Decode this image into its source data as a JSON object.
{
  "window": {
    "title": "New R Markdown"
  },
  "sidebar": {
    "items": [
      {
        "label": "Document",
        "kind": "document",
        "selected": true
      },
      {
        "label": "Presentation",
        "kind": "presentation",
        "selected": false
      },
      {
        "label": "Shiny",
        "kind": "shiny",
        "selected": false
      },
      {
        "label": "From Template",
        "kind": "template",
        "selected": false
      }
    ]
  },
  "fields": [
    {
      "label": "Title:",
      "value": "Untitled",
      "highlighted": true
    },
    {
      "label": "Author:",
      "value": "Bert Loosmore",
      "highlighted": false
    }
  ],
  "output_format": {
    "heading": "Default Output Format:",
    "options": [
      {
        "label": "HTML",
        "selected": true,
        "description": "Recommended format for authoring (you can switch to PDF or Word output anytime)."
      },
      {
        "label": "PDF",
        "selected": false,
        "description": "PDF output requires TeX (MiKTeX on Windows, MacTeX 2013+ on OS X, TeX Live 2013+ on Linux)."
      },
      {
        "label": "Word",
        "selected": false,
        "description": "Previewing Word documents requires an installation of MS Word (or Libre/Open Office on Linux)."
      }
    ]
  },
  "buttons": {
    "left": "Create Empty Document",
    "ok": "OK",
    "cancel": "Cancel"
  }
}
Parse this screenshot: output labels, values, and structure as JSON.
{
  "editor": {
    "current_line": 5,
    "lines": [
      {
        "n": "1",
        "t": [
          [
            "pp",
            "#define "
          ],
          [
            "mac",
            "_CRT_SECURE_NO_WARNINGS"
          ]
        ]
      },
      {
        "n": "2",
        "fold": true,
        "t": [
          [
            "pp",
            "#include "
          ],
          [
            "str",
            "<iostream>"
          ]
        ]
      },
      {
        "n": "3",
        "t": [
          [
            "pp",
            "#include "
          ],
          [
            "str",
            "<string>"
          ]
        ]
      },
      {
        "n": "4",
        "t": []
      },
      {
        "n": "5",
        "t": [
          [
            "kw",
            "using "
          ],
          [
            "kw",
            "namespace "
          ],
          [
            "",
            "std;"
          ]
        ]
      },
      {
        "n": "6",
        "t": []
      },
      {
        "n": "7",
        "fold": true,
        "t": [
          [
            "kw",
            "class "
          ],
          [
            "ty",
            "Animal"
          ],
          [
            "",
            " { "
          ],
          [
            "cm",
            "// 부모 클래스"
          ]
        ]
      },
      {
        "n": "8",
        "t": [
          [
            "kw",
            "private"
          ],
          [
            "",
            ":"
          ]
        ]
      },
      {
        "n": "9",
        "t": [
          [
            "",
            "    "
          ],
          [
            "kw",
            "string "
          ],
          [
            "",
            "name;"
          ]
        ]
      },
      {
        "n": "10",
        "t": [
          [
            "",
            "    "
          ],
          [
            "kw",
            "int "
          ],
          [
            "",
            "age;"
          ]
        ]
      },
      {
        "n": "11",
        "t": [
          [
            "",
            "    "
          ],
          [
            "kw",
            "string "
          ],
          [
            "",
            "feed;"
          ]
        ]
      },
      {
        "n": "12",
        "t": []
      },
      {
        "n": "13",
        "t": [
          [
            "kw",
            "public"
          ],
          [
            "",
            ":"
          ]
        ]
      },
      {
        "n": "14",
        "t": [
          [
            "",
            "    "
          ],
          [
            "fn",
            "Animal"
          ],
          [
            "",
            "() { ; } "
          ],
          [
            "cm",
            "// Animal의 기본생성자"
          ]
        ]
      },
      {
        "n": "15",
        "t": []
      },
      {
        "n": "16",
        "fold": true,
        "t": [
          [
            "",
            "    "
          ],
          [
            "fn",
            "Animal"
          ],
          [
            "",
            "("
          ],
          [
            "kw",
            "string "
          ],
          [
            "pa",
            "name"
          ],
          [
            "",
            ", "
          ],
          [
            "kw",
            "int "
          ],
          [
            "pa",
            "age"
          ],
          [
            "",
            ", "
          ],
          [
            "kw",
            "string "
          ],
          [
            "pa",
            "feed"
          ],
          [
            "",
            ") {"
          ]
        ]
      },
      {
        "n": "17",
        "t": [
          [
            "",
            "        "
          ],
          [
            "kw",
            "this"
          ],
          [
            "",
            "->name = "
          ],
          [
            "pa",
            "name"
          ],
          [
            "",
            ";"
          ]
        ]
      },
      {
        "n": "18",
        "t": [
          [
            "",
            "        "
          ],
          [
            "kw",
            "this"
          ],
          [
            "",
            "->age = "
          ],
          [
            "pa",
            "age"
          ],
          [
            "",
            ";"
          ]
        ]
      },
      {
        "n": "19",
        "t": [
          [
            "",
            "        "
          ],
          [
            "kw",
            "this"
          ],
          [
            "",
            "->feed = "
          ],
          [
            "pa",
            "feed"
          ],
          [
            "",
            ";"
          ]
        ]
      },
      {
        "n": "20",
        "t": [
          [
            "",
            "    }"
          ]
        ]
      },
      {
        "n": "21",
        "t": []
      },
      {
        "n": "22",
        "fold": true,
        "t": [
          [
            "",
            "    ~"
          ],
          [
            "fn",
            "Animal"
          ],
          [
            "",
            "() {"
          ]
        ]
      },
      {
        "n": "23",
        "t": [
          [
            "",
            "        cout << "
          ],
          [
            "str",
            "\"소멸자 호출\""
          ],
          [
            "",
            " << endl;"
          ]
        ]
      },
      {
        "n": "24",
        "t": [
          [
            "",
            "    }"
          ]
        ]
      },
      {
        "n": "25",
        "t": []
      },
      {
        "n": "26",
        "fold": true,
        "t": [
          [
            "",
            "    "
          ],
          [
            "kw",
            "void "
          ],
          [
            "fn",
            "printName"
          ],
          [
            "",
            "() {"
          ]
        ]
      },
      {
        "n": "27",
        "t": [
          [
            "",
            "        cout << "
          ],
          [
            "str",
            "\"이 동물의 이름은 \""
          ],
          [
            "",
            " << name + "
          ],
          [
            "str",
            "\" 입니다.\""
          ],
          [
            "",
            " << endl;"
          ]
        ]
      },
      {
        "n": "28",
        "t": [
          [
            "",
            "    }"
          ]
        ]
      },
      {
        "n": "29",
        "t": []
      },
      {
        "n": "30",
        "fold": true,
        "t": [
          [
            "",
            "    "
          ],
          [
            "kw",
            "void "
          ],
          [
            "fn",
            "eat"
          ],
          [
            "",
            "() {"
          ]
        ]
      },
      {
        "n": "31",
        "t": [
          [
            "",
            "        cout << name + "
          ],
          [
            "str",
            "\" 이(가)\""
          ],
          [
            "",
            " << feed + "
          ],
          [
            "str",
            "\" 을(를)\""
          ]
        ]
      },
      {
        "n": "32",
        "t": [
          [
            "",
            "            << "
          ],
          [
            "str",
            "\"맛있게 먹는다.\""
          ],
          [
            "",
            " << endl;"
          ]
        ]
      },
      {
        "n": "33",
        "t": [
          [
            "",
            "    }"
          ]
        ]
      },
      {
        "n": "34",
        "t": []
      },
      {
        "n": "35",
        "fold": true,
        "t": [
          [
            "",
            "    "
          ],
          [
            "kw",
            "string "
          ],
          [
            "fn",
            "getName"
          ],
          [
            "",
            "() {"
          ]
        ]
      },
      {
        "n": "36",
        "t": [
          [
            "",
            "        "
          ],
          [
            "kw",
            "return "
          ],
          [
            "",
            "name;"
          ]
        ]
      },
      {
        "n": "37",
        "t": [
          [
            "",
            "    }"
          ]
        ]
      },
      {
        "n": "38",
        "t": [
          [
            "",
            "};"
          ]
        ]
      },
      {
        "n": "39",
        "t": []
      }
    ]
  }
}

####

Lines from the records above that hold "JSON" are the ones to list.

Decode this image into its source data as a JSON object.
Parse this screenshot: output labels, values, and structure as JSON.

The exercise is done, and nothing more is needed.